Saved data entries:
┌────────

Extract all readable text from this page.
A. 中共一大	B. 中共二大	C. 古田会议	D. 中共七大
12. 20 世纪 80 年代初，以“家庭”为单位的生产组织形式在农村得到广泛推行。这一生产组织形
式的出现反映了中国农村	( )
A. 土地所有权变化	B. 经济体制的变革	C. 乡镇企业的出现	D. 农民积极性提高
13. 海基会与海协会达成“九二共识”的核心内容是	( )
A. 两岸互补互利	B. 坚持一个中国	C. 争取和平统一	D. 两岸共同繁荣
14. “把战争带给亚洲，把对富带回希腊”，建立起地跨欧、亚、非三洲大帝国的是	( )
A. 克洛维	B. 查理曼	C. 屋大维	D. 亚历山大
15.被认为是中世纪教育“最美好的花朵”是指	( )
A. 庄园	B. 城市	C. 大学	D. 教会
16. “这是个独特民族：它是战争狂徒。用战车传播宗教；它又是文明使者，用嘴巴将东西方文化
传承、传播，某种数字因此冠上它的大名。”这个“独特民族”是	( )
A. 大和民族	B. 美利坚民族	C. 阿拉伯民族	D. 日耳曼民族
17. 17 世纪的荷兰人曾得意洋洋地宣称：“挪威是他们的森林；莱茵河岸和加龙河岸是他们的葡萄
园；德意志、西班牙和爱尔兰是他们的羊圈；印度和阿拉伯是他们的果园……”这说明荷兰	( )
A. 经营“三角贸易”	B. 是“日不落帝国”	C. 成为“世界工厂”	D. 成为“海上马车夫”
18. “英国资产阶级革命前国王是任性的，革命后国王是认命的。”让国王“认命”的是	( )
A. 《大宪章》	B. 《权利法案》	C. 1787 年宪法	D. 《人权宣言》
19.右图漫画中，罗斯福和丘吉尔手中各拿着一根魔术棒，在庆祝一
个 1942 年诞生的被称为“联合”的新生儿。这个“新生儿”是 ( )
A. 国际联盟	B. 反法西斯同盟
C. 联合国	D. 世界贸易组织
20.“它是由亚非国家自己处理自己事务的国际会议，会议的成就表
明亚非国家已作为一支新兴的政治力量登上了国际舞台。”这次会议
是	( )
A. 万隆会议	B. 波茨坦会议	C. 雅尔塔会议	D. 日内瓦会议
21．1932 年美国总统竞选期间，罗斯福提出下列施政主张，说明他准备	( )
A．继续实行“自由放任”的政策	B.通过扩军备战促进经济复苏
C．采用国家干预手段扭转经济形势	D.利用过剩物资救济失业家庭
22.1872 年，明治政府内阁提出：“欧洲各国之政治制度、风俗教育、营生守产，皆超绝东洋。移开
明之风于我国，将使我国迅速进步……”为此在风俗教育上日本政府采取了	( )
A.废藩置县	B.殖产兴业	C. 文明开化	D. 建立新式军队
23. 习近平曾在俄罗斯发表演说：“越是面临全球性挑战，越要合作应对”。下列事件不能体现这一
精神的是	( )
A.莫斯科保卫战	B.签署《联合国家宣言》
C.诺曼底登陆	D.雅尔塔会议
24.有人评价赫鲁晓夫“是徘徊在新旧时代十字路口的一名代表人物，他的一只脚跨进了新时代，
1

└────────

Check each line above for the word "雅尔塔会议" and give the number of lines that have it, nothing else.

## Result of this exercise
2